:: WHAT YOU SHOULD DO ::
In the material below, list every line carrying the string "данным".

:: RECORDS SHOWN ::

%%

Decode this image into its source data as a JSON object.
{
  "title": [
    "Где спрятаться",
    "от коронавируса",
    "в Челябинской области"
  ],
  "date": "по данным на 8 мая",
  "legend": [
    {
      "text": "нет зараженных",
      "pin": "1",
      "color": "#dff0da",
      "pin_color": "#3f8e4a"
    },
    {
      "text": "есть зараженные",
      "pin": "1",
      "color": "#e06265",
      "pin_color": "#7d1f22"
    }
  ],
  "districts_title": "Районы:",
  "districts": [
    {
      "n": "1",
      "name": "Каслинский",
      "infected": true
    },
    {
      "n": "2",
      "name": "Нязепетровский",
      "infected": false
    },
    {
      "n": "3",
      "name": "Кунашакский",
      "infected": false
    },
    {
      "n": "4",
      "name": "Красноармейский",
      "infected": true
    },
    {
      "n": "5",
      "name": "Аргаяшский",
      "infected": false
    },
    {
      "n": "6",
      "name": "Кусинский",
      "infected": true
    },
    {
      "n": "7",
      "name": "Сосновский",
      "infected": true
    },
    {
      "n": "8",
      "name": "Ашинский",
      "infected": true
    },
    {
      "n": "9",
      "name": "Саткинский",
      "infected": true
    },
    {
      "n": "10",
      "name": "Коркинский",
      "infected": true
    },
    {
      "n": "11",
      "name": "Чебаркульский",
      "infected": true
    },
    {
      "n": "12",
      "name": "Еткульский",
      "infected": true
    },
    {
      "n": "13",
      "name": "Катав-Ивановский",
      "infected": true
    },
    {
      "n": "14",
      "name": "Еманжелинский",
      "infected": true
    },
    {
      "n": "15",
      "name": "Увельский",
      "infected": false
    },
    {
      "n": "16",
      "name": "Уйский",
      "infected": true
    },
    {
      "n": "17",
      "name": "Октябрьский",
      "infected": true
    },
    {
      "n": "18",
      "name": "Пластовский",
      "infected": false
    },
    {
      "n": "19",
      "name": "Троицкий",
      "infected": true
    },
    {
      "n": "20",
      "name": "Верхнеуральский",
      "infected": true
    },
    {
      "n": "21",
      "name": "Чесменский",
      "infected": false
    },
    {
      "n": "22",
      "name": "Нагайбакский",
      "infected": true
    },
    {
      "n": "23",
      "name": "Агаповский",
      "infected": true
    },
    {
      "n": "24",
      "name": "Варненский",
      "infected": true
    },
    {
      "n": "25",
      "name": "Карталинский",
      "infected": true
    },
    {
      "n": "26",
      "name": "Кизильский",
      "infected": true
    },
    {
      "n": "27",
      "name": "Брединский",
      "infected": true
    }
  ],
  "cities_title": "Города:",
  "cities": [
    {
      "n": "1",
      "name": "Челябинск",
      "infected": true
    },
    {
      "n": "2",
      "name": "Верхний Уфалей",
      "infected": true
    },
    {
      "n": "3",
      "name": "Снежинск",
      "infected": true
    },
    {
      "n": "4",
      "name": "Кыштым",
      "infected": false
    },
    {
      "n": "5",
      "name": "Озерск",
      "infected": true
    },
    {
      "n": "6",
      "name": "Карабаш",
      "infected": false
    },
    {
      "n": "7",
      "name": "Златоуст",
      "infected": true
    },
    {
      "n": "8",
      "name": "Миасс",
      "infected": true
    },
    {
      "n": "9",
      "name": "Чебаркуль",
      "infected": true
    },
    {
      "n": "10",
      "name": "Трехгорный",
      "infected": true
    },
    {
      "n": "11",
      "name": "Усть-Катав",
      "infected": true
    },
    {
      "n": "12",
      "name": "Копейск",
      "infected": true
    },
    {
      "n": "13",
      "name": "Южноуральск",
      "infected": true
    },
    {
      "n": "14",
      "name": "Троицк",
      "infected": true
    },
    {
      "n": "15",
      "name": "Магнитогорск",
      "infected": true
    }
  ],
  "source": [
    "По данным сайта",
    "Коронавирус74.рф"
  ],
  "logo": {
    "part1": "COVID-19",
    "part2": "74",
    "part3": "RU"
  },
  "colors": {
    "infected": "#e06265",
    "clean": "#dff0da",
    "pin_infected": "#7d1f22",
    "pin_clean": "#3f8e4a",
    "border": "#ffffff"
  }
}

%%

:: WORKED SOLUTION ::
  "date": "по данным на 8 мая",
    "По данным сайта",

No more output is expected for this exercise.